┌─ TASK INPUTS
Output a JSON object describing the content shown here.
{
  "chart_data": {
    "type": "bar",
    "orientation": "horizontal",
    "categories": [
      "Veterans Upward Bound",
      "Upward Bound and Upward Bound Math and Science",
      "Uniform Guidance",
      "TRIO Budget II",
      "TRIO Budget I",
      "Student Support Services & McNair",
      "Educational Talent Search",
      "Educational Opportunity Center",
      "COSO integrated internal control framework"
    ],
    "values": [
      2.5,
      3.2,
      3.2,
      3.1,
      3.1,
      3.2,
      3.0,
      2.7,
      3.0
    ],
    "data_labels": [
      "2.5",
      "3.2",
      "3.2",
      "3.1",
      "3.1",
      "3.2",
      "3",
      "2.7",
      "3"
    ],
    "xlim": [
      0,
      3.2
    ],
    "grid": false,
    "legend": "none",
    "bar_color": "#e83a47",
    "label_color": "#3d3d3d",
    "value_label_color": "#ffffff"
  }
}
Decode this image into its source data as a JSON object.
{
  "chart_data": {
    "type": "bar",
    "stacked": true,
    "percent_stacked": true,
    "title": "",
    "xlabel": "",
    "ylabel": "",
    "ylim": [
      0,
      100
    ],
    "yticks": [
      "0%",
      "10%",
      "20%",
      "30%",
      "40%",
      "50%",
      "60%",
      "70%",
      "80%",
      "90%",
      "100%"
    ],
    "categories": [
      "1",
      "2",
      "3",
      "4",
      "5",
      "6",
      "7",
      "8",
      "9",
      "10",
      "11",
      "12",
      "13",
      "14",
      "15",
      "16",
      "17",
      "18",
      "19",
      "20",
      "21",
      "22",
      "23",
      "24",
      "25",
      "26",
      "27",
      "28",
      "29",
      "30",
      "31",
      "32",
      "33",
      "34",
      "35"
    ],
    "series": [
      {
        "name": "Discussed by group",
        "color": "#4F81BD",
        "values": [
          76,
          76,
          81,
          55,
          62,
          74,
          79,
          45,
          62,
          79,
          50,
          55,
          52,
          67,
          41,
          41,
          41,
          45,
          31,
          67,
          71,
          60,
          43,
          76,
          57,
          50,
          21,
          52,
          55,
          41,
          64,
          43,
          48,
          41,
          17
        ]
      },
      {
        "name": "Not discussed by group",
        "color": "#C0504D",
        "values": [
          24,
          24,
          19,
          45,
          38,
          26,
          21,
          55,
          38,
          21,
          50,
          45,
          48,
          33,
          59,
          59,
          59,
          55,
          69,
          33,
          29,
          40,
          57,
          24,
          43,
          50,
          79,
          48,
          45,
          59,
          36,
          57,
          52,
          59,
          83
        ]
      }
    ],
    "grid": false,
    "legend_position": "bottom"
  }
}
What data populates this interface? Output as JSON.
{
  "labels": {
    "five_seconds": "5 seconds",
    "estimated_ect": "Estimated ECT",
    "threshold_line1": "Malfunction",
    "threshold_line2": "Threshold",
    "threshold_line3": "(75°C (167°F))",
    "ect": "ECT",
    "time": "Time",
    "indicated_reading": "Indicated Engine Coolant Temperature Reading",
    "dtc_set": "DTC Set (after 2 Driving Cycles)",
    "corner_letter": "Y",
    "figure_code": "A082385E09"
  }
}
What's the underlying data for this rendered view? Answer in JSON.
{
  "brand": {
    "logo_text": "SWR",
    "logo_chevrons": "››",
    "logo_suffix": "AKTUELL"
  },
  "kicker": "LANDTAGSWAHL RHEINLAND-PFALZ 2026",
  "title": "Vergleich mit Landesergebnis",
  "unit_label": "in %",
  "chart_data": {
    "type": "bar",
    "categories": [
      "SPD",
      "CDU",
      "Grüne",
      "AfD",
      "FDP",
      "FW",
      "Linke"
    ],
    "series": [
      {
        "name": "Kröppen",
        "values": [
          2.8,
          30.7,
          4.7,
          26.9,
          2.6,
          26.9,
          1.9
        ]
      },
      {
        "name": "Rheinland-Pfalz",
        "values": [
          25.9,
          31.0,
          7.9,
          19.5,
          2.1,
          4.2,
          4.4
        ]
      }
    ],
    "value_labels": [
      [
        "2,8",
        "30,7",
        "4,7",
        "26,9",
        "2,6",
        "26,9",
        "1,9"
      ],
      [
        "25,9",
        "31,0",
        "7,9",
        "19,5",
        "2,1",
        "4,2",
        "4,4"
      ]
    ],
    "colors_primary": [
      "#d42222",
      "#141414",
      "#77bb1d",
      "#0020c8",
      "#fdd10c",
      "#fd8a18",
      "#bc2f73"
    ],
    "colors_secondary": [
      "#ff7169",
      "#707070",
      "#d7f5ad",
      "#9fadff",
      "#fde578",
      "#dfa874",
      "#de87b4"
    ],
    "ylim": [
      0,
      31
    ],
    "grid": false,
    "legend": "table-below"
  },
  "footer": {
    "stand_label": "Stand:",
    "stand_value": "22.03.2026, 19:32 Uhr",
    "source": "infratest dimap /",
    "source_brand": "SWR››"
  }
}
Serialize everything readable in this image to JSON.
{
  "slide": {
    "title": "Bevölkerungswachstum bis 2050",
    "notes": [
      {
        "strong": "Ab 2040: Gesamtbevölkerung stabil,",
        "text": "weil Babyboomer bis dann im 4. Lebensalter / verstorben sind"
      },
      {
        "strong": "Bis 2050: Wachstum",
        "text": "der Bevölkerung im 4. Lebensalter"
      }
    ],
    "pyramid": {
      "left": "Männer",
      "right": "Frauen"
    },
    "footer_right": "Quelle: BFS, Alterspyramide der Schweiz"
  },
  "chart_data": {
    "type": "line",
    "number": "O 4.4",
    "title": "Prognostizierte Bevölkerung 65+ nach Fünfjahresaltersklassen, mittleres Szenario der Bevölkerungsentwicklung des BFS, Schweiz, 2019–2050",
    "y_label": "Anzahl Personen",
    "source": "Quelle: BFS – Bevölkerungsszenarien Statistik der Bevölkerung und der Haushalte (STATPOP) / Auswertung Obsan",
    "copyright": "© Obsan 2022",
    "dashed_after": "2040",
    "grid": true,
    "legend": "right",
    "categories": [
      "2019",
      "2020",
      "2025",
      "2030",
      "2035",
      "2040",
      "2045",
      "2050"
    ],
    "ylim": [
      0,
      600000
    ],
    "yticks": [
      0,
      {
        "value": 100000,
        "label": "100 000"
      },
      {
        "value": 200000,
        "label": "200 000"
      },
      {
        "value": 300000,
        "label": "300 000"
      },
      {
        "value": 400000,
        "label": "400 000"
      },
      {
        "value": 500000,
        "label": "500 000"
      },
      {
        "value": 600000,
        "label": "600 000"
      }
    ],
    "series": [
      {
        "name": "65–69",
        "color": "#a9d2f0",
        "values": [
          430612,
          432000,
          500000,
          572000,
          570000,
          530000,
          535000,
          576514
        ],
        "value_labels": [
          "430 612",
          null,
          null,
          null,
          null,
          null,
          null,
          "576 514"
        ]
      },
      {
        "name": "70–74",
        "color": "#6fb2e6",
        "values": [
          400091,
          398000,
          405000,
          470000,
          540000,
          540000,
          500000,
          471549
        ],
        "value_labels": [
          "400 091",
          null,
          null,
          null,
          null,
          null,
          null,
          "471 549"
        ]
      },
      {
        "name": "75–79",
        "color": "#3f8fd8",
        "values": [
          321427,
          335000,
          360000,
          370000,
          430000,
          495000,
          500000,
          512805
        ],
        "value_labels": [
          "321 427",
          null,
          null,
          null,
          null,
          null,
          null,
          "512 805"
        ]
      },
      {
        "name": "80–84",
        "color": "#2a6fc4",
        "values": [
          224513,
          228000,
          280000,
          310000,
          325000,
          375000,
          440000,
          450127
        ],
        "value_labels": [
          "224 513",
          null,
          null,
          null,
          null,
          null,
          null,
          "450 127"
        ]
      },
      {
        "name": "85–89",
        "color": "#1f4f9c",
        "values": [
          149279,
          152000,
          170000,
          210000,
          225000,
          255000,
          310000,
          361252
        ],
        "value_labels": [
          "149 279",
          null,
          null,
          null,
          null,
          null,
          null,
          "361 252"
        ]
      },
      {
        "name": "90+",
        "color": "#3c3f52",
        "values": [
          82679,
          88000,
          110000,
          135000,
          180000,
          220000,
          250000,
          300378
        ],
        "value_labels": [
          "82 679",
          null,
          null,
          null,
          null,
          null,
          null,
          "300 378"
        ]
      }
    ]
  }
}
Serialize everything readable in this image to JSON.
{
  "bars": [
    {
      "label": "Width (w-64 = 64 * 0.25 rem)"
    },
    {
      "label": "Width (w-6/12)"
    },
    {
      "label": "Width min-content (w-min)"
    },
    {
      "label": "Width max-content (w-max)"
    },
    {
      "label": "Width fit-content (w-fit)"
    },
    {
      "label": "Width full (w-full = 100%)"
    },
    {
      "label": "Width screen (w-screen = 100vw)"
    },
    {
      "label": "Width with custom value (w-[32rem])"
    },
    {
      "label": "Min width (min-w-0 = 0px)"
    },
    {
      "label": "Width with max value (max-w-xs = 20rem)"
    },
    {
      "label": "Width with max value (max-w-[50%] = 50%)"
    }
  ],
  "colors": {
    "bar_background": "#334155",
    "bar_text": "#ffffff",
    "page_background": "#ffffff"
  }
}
└─
§ **REQUIREMENTS**
Where a line holds the string "object", copy that line.

§ **COMPLETE RESPONSE**
Output a JSON object describing the content shown here.
Decode this image into its source data as a JSON object.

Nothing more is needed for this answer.